▶ DIRECTIVE
Retype all of the listing exactly, passing over any picture you find.

Records
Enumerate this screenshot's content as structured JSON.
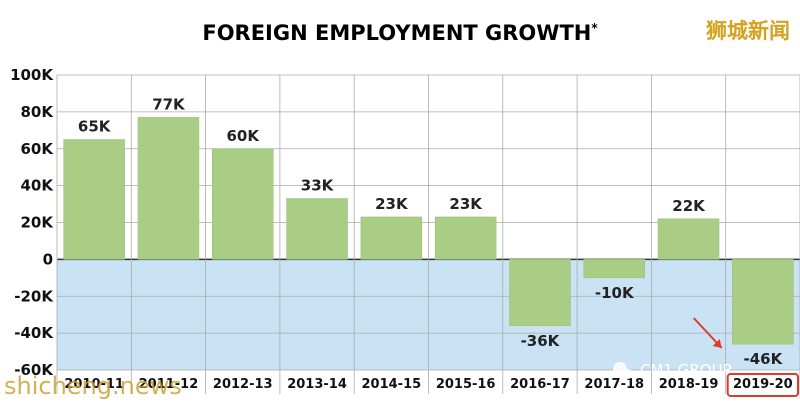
{
  "header": {
    "title": "FOREIGN EMPLOYMENT GROWTH",
    "title_mark": "*"
  },
  "watermarks": {
    "top_right": "狮城新闻",
    "bottom_left": "shicheng.news",
    "bottom_right": "CM1 GROUP"
  },
  "colors": {
    "bar": "#a9cd85",
    "bar_stroke": "#9cc176",
    "negative_zone": "#c9e3f5",
    "gridline": "#aaaaaa",
    "highlight": "#e03a2f",
    "arrow": "#e03a2f"
  },
  "chart_data": {
    "type": "bar",
    "title": "FOREIGN EMPLOYMENT GROWTH*",
    "categories": [
      "2010-11",
      "2011-12",
      "2012-13",
      "2013-14",
      "2014-15",
      "2015-16",
      "2016-17",
      "2017-18",
      "2018-19",
      "2019-20"
    ],
    "values": [
      65,
      77,
      60,
      33,
      23,
      23,
      -36,
      -10,
      22,
      -46
    ],
    "value_labels": [
      "65K",
      "77K",
      "60K",
      "33K",
      "23K",
      "23K",
      "-36K",
      "-10K",
      "22K",
      "-46K"
    ],
    "unit": "K",
    "ylim": [
      -60,
      100
    ],
    "yticks": [
      100,
      80,
      60,
      40,
      20,
      0,
      -20,
      -40,
      -60
    ],
    "ytick_labels": [
      "100K",
      "80K",
      "60K",
      "40K",
      "20K",
      "0",
      "-20K",
      "-40K",
      "-60K"
    ],
    "grid": true,
    "highlighted_category": "2019-20"
  }
}
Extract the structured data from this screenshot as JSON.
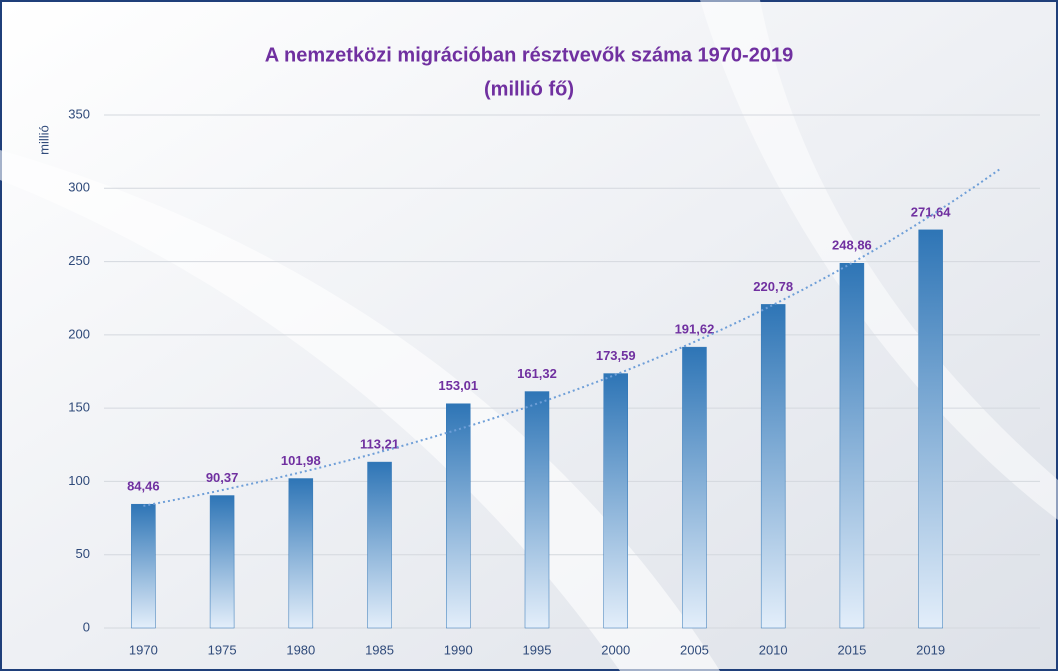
{
  "chart_data": {
    "type": "bar",
    "title": "A nemzetközi migrációban résztvevők száma 1970-2019",
    "subtitle": "(millió fő)",
    "y_label": "millió",
    "categories": [
      "1970",
      "1975",
      "1980",
      "1985",
      "1990",
      "1995",
      "2000",
      "2005",
      "2010",
      "2015",
      "2019"
    ],
    "values": [
      84.46,
      90.37,
      101.98,
      113.21,
      153.01,
      161.32,
      173.59,
      191.62,
      220.78,
      248.86,
      271.64
    ],
    "value_labels": [
      "84,46",
      "90,37",
      "101,98",
      "113,21",
      "153,01",
      "161,32",
      "173,59",
      "191,62",
      "220,78",
      "248,86",
      "271,64"
    ],
    "color": "#2e75b6",
    "ylim": [
      0,
      350
    ],
    "yticks": [
      0,
      50,
      100,
      150,
      200,
      250,
      300,
      350
    ],
    "grid": true,
    "trendline": "exponential"
  }
}
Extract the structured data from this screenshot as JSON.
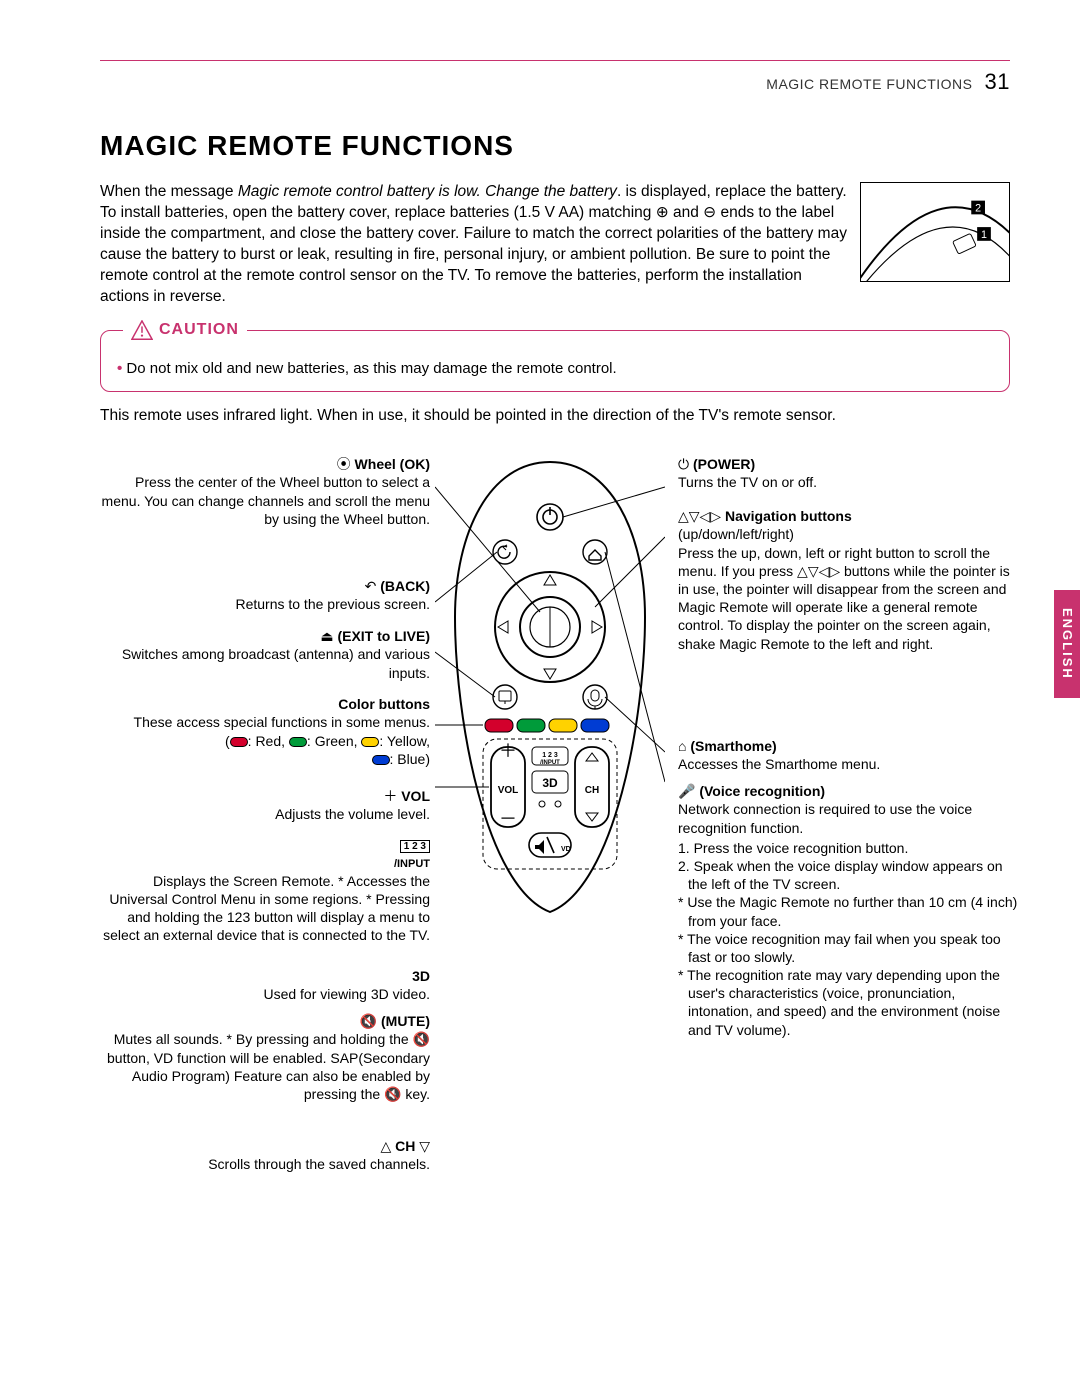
{
  "header": {
    "section": "MAGIC REMOTE FUNCTIONS",
    "page": "31"
  },
  "title": "MAGIC REMOTE FUNCTIONS",
  "lang_tab": "ENGLISH",
  "intro": {
    "pre": "When the message ",
    "italic": "Magic remote control battery is low. Change the battery",
    "post": ". is displayed, replace the battery. To install batteries, open the battery cover, replace batteries (1.5 V AA) matching ⊕ and ⊖ ends to the label inside the compartment, and close the battery cover. Failure to match the correct polarities of the battery may cause the battery to burst or leak, resulting in fire, personal injury, or ambient pollution. Be sure to point the remote control at the remote control sensor on the TV. To remove the batteries, perform the installation actions in reverse."
  },
  "caution": {
    "title": "CAUTION",
    "item": "Do not mix old and new batteries, as this may damage the remote control."
  },
  "subtext": "This remote uses infrared light. When in use, it should be pointed in the direction of the TV's remote sensor.",
  "battery_numbers": {
    "one": "1",
    "two": "2"
  },
  "remote_labels": {
    "vol": "VOL",
    "ch": "CH",
    "input": "/INPUT",
    "btn123": "1 2 3",
    "threeD": "3D",
    "vd": "VD"
  },
  "left": {
    "wheel": {
      "title": "Wheel (OK)",
      "body": "Press the center of the Wheel button to select a menu. You can change channels and scroll the menu by using the Wheel button."
    },
    "back": {
      "title": "(BACK)",
      "body": "Returns to the previous screen."
    },
    "exit": {
      "title": "(EXIT to LIVE)",
      "body": "Switches among broadcast (antenna) and various inputs."
    },
    "color": {
      "title": "Color buttons",
      "body": "These access special functions in some menus.",
      "legend": ": Red,    : Green,    : Yellow,    : Blue)"
    },
    "vol": {
      "title": "VOL",
      "body": "Adjusts the volume level."
    },
    "input": {
      "title_a": "1 2 3",
      "title_b": "/INPUT",
      "body": "Displays the Screen Remote. * Accesses the Universal Control Menu in some regions. * Pressing and holding the 123 button will display a menu to select an external device that is connected to the TV."
    },
    "threeD": {
      "title": "3D",
      "body": "Used for viewing 3D video."
    },
    "mute": {
      "title": "(MUTE)",
      "body": "Mutes all sounds. * By pressing and holding the 🔇 button, VD function will be enabled. SAP(Secondary Audio Program) Feature can also be enabled by pressing the 🔇 key."
    },
    "ch": {
      "title": "CH",
      "body": "Scrolls through the saved channels."
    }
  },
  "right": {
    "power": {
      "title": "(POWER)",
      "body": "Turns the TV on or off."
    },
    "nav": {
      "title": "Navigation buttons",
      "sub": "(up/down/left/right)",
      "body": "Press the up, down, left or right button to scroll the menu. If you press △▽◁▷ buttons while the pointer is in use, the pointer will disappear from the screen and Magic Remote will operate like a general remote control. To display the pointer on the screen again, shake Magic Remote to the left and right."
    },
    "smart": {
      "title": "(Smarthome)",
      "body": "Accesses the Smarthome menu."
    },
    "voice": {
      "title": "(Voice recognition)",
      "body": "Network connection is required to use the voice recognition function.",
      "items": [
        "1. Press the voice recognition button.",
        "2. Speak when the voice display window appears on the left of the TV screen.",
        "* Use the Magic Remote no further than 10 cm (4 inch) from your face.",
        "* The voice recognition may fail when you speak too fast or too slowly.",
        "* The recognition rate may vary depending upon the user's characteristics (voice, pronunciation, intonation, and speed) and the environment (noise and TV volume)."
      ]
    }
  },
  "colors": {
    "accent": "#c8326e",
    "red": "#d3002c",
    "green": "#009b3a",
    "yellow": "#ffd200",
    "blue": "#003cd3"
  }
}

▶ SOLUTION TO THE EXERCISE
Enumerate this screenshot's content as structured JSON.
{
  "header": {
    "title": "FOREIGN EMPLOYMENT GROWTH",
    "title_mark": "*"
  },
  "watermarks": {
    "top_right": "狮城新闻",
    "bottom_left": "shicheng.news",
    "bottom_right": "CM1 GROUP"
  },
  "colors": {
    "bar": "#a9cd85",
    "bar_stroke": "#9cc176",
    "negative_zone": "#c9e3f5",
    "gridline": "#aaaaaa",
    "highlight": "#e03a2f",
    "arrow": "#e03a2f"
  },
  "chart_data": {
    "type": "bar",
    "title": "FOREIGN EMPLOYMENT GROWTH*",
    "categories": [
      "2010-11",
      "2011-12",
      "2012-13",
      "2013-14",
      "2014-15",
      "2015-16",
      "2016-17",
      "2017-18",
      "2018-19",
      "2019-20"
    ],
    "values": [
      65,
      77,
      60,
      33,
      23,
      23,
      -36,
      -10,
      22,
      -46
    ],
    "value_labels": [
      "65K",
      "77K",
      "60K",
      "33K",
      "23K",
      "23K",
      "-36K",
      "-10K",
      "22K",
      "-46K"
    ],
    "unit": "K",
    "ylim": [
      -60,
      100
    ],
    "yticks": [
      100,
      80,
      60,
      40,
      20,
      0,
      -20,
      -40,
      -60
    ],
    "ytick_labels": [
      "100K",
      "80K",
      "60K",
      "40K",
      "20K",
      "0",
      "-20K",
      "-40K",
      "-60K"
    ],
    "grid": true,
    "highlighted_category": "2019-20"
  }
}
Extract the structured data from this screenshot as JSON.
{
  "chart_data": {
    "type": "bar",
    "title": "A nemzetközi migrációban résztvevők száma 1970-2019",
    "subtitle": "(millió fő)",
    "y_label": "millió",
    "categories": [
      "1970",
      "1975",
      "1980",
      "1985",
      "1990",
      "1995",
      "2000",
      "2005",
      "2010",
      "2015",
      "2019"
    ],
    "values": [
      84.46,
      90.37,
      101.98,
      113.21,
      153.01,
      161.32,
      173.59,
      191.62,
      220.78,
      248.86,
      271.64
    ],
    "value_labels": [
      "84,46",
      "90,37",
      "101,98",
      "113,21",
      "153,01",
      "161,32",
      "173,59",
      "191,62",
      "220,78",
      "248,86",
      "271,64"
    ],
    "color": "#2e75b6",
    "ylim": [
      0,
      350
    ],
    "yticks": [
      0,
      50,
      100,
      150,
      200,
      250,
      300,
      350
    ],
    "grid": true,
    "trendline": "exponential"
  }
}
Extract the structured data from this screenshot as JSON.
{
  "header": {
    "section": "MAGIC REMOTE FUNCTIONS",
    "page": "31"
  },
  "title": "MAGIC REMOTE FUNCTIONS",
  "lang_tab": "ENGLISH",
  "intro": {
    "pre": "When the message ",
    "italic": "Magic remote control battery is low. Change the battery",
    "post": ". is displayed, replace the battery. To install batteries, open the battery cover, replace batteries (1.5 V AA) matching ⊕ and ⊖ ends to the label inside the compartment, and close the battery cover. Failure to match the correct polarities of the battery may cause the battery to burst or leak, resulting in fire, personal injury, or ambient pollution. Be sure to point the remote control at the remote control sensor on the TV. To remove the batteries, perform the installation actions in reverse."
  },
  "caution": {
    "title": "CAUTION",
    "item": "Do not mix old and new batteries, as this may damage the remote control."
  },
  "subtext": "This remote uses infrared light. When in use, it should be pointed in the direction of the TV's remote sensor.",
  "battery_numbers": {
    "one": "1",
    "two": "2"
  },
  "remote_labels": {
    "vol": "VOL",
    "ch": "CH",
    "input": "/INPUT",
    "btn123": "1 2 3",
    "threeD": "3D",
    "vd": "VD"
  },
  "left": {
    "wheel": {
      "title": "Wheel (OK)",
      "body": "Press the center of the Wheel button to select a menu. You can change channels and scroll the menu by using the Wheel button."
    },
    "back": {
      "title": "(BACK)",
      "body": "Returns to the previous screen."
    },
    "exit": {
      "title": "(EXIT to LIVE)",
      "body": "Switches among broadcast (antenna) and various inputs."
    },
    "color": {
      "title": "Color buttons",
      "body": "These access special functions in some menus.",
      "legend": ": Red,    : Green,    : Yellow,    : Blue)"
    },
    "vol": {
      "title": "VOL",
      "body": "Adjusts the volume level."
    },
    "input": {
      "title_a": "1 2 3",
      "title_b": "/INPUT",
      "body": "Displays the Screen Remote. * Accesses the Universal Control Menu in some regions. * Pressing and holding the 123 button will display a menu to select an external device that is connected to the TV."
    },
    "threeD": {
      "title": "3D",
      "body": "Used for viewing 3D video."
    },
    "mute": {
      "title": "(MUTE)",
      "body": "Mutes all sounds. * By pressing and holding the 🔇 button, VD function will be enabled. SAP(Secondary Audio Program) Feature can also be enabled by pressing the 🔇 key."
    },
    "ch": {
      "title": "CH",
      "body": "Scrolls through the saved channels."
    }
  },
  "right": {
    "power": {
      "title": "(POWER)",
      "body": "Turns the TV on or off."
    },
    "nav": {
      "title": "Navigation buttons",
      "sub": "(up/down/left/right)",
      "body": "Press the up, down, left or right button to scroll the menu. If you press △▽◁▷ buttons while the pointer is in use, the pointer will disappear from the screen and Magic Remote will operate like a general remote control. To display the pointer on the screen again, shake Magic Remote to the left and right."
    },
    "smart": {
      "title": "(Smarthome)",
      "body": "Accesses the Smarthome menu."
    },
    "voice": {
      "title": "(Voice recognition)",
      "body": "Network connection is required to use the voice recognition function.",
      "items": [
        "1. Press the voice recognition button.",
        "2. Speak when the voice display window appears on the left of the TV screen.",
        "* Use the Magic Remote no further than 10 cm (4 inch) from your face.",
        "* The voice recognition may fail when you speak too fast or too slowly.",
        "* The recognition rate may vary depending upon the user's characteristics (voice, pronunciation, intonation, and speed) and the environment (noise and TV volume)."
      ]
    }
  },
  "colors": {
    "accent": "#c8326e",
    "red": "#d3002c",
    "green": "#009b3a",
    "yellow": "#ffd200",
    "blue": "#003cd3"
  }
}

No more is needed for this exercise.